**Goal**
Give the number of lines in the data that hold the string "Public". Nothing else is needed.

**Records provided**
——

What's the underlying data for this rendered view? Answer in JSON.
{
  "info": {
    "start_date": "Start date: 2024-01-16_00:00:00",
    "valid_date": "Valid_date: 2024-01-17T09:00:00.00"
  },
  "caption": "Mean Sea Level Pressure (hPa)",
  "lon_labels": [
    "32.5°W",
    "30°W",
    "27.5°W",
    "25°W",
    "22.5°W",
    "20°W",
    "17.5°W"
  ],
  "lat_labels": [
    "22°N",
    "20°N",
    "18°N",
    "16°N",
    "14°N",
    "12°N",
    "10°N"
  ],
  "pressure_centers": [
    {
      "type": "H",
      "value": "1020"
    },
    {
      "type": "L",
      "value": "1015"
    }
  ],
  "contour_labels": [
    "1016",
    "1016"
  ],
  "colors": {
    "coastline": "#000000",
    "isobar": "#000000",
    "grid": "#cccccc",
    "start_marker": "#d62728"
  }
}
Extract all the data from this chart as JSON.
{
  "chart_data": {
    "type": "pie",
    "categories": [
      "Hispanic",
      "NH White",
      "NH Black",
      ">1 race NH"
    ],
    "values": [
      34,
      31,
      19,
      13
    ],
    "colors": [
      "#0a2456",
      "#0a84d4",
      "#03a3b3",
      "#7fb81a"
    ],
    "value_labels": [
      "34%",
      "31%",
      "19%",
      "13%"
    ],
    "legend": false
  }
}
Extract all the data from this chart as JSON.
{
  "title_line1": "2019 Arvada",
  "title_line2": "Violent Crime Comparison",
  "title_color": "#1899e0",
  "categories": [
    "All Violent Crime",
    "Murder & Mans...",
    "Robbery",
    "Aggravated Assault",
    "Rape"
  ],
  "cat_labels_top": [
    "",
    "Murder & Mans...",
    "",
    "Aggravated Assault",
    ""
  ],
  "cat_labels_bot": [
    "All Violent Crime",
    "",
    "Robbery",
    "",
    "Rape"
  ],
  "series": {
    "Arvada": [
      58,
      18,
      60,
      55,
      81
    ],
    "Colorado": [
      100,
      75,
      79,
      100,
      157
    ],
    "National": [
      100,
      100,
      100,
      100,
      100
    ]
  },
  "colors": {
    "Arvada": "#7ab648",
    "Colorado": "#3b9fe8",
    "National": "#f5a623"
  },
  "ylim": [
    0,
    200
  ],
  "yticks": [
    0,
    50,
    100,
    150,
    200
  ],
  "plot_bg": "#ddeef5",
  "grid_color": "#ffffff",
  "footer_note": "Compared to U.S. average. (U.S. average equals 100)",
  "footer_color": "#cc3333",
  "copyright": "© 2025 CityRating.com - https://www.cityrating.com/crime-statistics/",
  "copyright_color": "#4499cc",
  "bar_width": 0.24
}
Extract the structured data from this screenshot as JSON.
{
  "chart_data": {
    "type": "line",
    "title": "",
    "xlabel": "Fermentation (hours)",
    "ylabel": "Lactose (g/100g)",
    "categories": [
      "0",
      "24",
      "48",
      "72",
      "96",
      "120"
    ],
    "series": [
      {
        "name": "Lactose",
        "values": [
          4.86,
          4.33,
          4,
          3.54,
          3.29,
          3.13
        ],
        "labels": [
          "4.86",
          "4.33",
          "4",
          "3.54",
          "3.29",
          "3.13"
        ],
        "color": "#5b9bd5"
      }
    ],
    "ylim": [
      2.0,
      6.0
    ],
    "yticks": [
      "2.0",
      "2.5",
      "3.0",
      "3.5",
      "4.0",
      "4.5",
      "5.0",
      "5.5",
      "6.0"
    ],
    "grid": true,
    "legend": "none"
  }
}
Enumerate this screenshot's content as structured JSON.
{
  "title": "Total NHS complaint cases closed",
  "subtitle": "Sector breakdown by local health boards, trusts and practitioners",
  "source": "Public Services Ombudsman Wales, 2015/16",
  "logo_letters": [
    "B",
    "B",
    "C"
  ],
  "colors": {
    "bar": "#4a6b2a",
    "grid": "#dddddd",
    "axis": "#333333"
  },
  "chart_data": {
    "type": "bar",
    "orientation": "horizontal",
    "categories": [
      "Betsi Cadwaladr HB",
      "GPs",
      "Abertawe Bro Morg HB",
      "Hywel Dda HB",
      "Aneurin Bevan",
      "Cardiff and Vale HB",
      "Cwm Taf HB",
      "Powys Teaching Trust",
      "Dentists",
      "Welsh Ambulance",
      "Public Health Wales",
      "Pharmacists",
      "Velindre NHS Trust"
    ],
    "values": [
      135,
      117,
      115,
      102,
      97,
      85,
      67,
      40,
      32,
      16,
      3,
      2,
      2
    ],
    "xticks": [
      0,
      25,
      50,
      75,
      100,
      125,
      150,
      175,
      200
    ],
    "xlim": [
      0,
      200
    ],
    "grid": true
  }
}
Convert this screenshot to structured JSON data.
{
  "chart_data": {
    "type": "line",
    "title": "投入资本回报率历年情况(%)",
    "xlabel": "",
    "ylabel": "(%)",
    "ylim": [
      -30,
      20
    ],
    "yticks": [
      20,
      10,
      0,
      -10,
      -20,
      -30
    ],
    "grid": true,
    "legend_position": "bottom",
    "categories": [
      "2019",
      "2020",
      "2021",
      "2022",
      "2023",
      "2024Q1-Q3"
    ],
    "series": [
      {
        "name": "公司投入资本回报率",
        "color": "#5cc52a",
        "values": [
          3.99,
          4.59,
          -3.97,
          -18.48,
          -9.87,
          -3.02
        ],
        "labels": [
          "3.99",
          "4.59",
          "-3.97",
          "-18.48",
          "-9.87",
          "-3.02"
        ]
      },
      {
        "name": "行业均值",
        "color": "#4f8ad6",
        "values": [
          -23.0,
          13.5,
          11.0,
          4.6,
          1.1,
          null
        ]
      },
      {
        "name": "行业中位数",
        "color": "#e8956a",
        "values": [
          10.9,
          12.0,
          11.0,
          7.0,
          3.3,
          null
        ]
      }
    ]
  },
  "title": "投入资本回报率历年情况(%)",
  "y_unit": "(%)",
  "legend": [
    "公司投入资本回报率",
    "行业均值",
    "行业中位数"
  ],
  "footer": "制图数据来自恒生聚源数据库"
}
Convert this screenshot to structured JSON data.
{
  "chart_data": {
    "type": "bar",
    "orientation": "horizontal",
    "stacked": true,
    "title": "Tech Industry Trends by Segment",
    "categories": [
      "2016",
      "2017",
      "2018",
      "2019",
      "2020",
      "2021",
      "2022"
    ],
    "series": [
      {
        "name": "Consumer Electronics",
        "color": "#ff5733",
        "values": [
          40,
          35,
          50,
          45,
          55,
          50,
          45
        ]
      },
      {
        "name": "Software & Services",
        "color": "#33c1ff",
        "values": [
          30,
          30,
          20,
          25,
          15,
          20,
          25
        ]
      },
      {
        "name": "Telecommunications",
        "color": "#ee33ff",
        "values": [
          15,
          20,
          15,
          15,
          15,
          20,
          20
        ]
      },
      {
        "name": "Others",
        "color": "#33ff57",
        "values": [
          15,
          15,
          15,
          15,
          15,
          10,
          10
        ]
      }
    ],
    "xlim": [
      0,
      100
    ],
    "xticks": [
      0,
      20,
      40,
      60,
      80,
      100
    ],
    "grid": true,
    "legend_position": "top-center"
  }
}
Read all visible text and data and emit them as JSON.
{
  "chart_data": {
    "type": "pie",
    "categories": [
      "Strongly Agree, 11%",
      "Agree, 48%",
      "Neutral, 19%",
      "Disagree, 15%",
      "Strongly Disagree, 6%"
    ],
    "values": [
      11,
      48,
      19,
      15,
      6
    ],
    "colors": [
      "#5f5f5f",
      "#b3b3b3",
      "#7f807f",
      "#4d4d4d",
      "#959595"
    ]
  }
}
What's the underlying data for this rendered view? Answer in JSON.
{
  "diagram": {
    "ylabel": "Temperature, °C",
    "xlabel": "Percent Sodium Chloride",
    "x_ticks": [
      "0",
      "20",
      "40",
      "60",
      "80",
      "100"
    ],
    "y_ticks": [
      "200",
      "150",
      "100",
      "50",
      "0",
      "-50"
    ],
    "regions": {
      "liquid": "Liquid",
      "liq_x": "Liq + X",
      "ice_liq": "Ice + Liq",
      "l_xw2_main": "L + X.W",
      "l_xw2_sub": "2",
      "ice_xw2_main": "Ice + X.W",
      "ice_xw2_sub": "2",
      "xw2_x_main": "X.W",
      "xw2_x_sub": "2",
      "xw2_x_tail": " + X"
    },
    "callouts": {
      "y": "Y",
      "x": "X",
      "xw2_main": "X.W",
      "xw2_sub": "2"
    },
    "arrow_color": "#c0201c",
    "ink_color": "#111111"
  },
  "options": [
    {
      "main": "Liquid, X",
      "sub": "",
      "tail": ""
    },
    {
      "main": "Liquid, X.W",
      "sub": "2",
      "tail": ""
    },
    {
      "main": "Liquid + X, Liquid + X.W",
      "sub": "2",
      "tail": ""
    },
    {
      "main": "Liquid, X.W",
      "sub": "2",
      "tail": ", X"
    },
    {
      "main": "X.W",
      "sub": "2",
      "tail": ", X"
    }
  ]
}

——

**Task solution**
2